Task objective
Copy out all the records, word for word.

Exercise data
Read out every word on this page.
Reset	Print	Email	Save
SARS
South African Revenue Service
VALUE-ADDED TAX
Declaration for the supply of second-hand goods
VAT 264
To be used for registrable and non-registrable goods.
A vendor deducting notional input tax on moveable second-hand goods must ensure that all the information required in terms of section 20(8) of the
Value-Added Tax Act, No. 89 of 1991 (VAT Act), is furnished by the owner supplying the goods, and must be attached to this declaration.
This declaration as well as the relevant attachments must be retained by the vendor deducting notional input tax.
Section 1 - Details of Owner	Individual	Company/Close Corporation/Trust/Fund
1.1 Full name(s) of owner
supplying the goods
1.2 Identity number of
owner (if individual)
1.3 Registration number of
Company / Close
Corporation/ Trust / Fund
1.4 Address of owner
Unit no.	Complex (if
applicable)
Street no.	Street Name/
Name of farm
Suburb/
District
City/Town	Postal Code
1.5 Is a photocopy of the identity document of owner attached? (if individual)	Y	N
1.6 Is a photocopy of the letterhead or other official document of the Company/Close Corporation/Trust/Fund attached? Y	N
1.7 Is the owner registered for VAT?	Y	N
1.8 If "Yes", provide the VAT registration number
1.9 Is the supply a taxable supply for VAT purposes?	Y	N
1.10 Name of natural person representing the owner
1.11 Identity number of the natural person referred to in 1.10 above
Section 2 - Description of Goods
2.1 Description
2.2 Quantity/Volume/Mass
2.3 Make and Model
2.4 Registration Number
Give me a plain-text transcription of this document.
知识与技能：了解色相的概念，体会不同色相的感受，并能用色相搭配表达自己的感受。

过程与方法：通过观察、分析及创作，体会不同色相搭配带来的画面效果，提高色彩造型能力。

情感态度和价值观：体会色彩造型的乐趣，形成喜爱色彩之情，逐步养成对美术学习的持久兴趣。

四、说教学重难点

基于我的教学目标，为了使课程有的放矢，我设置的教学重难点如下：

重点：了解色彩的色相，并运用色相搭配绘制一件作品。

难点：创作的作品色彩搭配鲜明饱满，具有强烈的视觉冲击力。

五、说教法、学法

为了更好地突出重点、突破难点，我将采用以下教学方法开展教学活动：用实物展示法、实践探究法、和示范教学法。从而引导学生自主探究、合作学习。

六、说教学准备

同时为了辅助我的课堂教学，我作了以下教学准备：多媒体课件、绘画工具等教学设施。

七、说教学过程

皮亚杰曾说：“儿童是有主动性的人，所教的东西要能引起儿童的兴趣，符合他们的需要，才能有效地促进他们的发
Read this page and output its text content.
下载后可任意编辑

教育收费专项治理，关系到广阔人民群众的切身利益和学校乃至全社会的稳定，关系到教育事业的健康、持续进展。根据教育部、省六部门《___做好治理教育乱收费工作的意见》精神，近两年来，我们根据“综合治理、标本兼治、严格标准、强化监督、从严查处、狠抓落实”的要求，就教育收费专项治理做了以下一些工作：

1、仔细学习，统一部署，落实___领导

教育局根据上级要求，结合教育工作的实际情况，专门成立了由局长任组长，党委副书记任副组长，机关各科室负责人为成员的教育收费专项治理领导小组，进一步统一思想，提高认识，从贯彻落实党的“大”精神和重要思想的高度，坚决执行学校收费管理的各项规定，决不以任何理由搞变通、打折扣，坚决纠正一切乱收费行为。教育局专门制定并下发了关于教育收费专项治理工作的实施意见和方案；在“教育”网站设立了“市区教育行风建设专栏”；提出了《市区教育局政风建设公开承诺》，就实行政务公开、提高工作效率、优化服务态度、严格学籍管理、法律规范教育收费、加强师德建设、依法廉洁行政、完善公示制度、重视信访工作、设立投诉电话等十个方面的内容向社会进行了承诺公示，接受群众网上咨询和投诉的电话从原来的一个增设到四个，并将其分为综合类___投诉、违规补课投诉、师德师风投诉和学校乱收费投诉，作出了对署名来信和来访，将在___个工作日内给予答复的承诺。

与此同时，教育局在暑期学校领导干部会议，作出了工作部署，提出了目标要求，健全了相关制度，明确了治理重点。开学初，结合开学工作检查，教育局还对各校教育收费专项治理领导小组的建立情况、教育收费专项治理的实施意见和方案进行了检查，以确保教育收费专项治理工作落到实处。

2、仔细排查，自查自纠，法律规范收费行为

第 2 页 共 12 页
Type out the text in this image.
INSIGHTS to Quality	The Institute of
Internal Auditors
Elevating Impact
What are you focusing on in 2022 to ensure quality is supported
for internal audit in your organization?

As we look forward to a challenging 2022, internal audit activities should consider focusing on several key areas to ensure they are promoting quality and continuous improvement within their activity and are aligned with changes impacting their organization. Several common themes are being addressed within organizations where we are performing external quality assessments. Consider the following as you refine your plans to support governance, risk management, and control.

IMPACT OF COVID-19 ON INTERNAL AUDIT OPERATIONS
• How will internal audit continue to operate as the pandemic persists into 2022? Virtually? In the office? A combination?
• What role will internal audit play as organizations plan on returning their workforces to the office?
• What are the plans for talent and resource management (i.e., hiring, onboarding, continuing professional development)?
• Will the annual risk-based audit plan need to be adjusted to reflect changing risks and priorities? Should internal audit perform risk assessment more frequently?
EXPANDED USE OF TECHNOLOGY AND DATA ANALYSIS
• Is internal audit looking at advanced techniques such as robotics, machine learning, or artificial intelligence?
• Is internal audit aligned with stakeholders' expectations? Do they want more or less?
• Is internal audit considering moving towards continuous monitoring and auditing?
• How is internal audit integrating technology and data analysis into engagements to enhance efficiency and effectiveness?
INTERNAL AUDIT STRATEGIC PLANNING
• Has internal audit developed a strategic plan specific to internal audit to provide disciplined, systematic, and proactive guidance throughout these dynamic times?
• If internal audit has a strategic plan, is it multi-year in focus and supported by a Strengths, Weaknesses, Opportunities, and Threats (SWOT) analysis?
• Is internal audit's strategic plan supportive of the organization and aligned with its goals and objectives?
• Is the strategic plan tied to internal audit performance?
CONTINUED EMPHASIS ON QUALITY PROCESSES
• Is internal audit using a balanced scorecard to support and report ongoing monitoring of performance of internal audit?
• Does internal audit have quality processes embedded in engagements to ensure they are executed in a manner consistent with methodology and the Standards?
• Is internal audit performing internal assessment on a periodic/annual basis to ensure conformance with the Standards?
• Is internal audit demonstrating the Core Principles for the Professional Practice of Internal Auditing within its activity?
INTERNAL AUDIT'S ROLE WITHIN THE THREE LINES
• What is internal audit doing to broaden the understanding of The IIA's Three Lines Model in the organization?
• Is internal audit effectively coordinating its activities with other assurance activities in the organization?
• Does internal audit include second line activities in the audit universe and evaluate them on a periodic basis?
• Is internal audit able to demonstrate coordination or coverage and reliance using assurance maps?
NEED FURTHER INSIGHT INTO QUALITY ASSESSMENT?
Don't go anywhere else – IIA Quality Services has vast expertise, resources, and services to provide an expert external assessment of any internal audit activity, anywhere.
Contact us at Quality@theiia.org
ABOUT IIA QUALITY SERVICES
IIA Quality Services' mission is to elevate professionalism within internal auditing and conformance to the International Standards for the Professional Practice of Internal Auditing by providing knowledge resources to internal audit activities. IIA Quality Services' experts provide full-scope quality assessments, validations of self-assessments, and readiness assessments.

Result of this task
Read out every word on this page.
Reset	Print	Email	Save
SARS
South African Revenue Service
VALUE-ADDED TAX
Declaration for the supply of second-hand goods
VAT 264
To be used for registrable and non-registrable goods.
A vendor deducting notional input tax on moveable second-hand goods must ensure that all the information required in terms of section 20(8) of the
Value-Added Tax Act, No. 89 of 1991 (VAT Act), is furnished by the owner supplying the goods, and must be attached to this declaration.
This declaration as well as the relevant attachments must be retained by the vendor deducting notional input tax.
Section 1 - Details of Owner	Individual	Company/Close Corporation/Trust/Fund
1.1 Full name(s) of owner
supplying the goods
1.2 Identity number of
owner (if individual)
1.3 Registration number of
Company / Close
Corporation/ Trust / Fund
1.4 Address of owner
Unit no.	Complex (if
applicable)
Street no.	Street Name/
Name of farm
Suburb/
District
City/Town	Postal Code
1.5 Is a photocopy of the identity document of owner attached? (if individual)	Y	N
1.6 Is a photocopy of the letterhead or other official document of the Company/Close Corporation/Trust/Fund attached? Y	N
1.7 Is the owner registered for VAT?	Y	N
1.8 If "Yes", provide the VAT registration number
1.9 Is the supply a taxable supply for VAT purposes?	Y	N
1.10 Name of natural person representing the owner
1.11 Identity number of the natural person referred to in 1.10 above
Section 2 - Description of Goods
2.1 Description
2.2 Quantity/Volume/Mass
2.3 Make and Model
2.4 Registration Number
Give me a plain-text transcription of this document.
知识与技能：了解色相的概念，体会不同色相的感受，并能用色相搭配表达自己的感受。

过程与方法：通过观察、分析及创作，体会不同色相搭配带来的画面效果，提高色彩造型能力。

情感态度和价值观：体会色彩造型的乐趣，形成喜爱色彩之情，逐步养成对美术学习的持久兴趣。

四、说教学重难点

基于我的教学目标，为了使课程有的放矢，我设置的教学重难点如下：

重点：了解色彩的色相，并运用色相搭配绘制一件作品。

难点：创作的作品色彩搭配鲜明饱满，具有强烈的视觉冲击力。

五、说教法、学法

为了更好地突出重点、突破难点，我将采用以下教学方法开展教学活动：用实物展示法、实践探究法、和示范教学法。从而引导学生自主探究、合作学习。

六、说教学准备

同时为了辅助我的课堂教学，我作了以下教学准备：多媒体课件、绘画工具等教学设施。

七、说教学过程

皮亚杰曾说：“儿童是有主动性的人，所教的东西要能引起儿童的兴趣，符合他们的需要，才能有效地促进他们的发
Read this page and output its text content.
下载后可任意编辑

教育收费专项治理，关系到广阔人民群众的切身利益和学校乃至全社会的稳定，关系到教育事业的健康、持续进展。根据教育部、省六部门《___做好治理教育乱收费工作的意见》精神，近两年来，我们根据“综合治理、标本兼治、严格标准、强化监督、从严查处、狠抓落实”的要求，就教育收费专项治理做了以下一些工作：

1、仔细学习，统一部署，落实___领导

教育局根据上级要求，结合教育工作的实际情况，专门成立了由局长任组长，党委副书记任副组长，机关各科室负责人为成员的教育收费专项治理领导小组，进一步统一思想，提高认识，从贯彻落实党的“大”精神和重要思想的高度，坚决执行学校收费管理的各项规定，决不以任何理由搞变通、打折扣，坚决纠正一切乱收费行为。教育局专门制定并下发了关于教育收费专项治理工作的实施意见和方案；在“教育”网站设立了“市区教育行风建设专栏”；提出了《市区教育局政风建设公开承诺》，就实行政务公开、提高工作效率、优化服务态度、严格学籍管理、法律规范教育收费、加强师德建设、依法廉洁行政、完善公示制度、重视信访工作、设立投诉电话等十个方面的内容向社会进行了承诺公示，接受群众网上咨询和投诉的电话从原来的一个增设到四个，并将其分为综合类___投诉、违规补课投诉、师德师风投诉和学校乱收费投诉，作出了对署名来信和来访，将在___个工作日内给予答复的承诺。

与此同时，教育局在暑期学校领导干部会议，作出了工作部署，提出了目标要求，健全了相关制度，明确了治理重点。开学初，结合开学工作检查，教育局还对各校教育收费专项治理领导小组的建立情况、教育收费专项治理的实施意见和方案进行了检查，以确保教育收费专项治理工作落到实处。

2、仔细排查，自查自纠，法律规范收费行为

第 2 页 共 12 页
Type out the text in this image.
INSIGHTS to Quality	The Institute of
Internal Auditors
Elevating Impact
What are you focusing on in 2022 to ensure quality is supported
for internal audit in your organization?

As we look forward to a challenging 2022, internal audit activities should consider focusing on several key areas to ensure they are promoting quality and continuous improvement within their activity and are aligned with changes impacting their organization. Several common themes are being addressed within organizations where we are performing external quality assessments. Consider the following as you refine your plans to support governance, risk management, and control.

IMPACT OF COVID-19 ON INTERNAL AUDIT OPERATIONS
• How will internal audit continue to operate as the pandemic persists into 2022? Virtually? In the office? A combination?
• What role will internal audit play as organizations plan on returning their workforces to the office?
• What are the plans for talent and resource management (i.e., hiring, onboarding, continuing professional development)?
• Will the annual risk-based audit plan need to be adjusted to reflect changing risks and priorities? Should internal audit perform risk assessment more frequently?
EXPANDED USE OF TECHNOLOGY AND DATA ANALYSIS
• Is internal audit looking at advanced techniques such as robotics, machine learning, or artificial intelligence?
• Is internal audit aligned with stakeholders' expectations? Do they want more or less?
• Is internal audit considering moving towards continuous monitoring and auditing?
• How is internal audit integrating technology and data analysis into engagements to enhance efficiency and effectiveness?
INTERNAL AUDIT STRATEGIC PLANNING
• Has internal audit developed a strategic plan specific to internal audit to provide disciplined, systematic, and proactive guidance throughout these dynamic times?
• If internal audit has a strategic plan, is it multi-year in focus and supported by a Strengths, Weaknesses, Opportunities, and Threats (SWOT) analysis?
• Is internal audit's strategic plan supportive of the organization and aligned with its goals and objectives?
• Is the strategic plan tied to internal audit performance?
CONTINUED EMPHASIS ON QUALITY PROCESSES
• Is internal audit using a balanced scorecard to support and report ongoing monitoring of performance of internal audit?
• Does internal audit have quality processes embedded in engagements to ensure they are executed in a manner consistent with methodology and the Standards?
• Is internal audit performing internal assessment on a periodic/annual basis to ensure conformance with the Standards?
• Is internal audit demonstrating the Core Principles for the Professional Practice of Internal Auditing within its activity?
INTERNAL AUDIT'S ROLE WITHIN THE THREE LINES
• What is internal audit doing to broaden the understanding of The IIA's Three Lines Model in the organization?
• Is internal audit effectively coordinating its activities with other assurance activities in the organization?
• Does internal audit include second line activities in the audit universe and evaluate them on a periodic basis?
• Is internal audit able to demonstrate coordination or coverage and reliance using assurance maps?
NEED FURTHER INSIGHT INTO QUALITY ASSESSMENT?
Don't go anywhere else – IIA Quality Services has vast expertise, resources, and services to provide an expert external assessment of any internal audit activity, anywhere.
Contact us at Quality@theiia.org
ABOUT IIA QUALITY SERVICES
IIA Quality Services' mission is to elevate professionalism within internal auditing and conformance to the International Standards for the Professional Practice of Internal Auditing by providing knowledge resources to internal audit activities. IIA Quality Services' experts provide full-scope quality assessments, validations of self-assessments, and readiness assessments.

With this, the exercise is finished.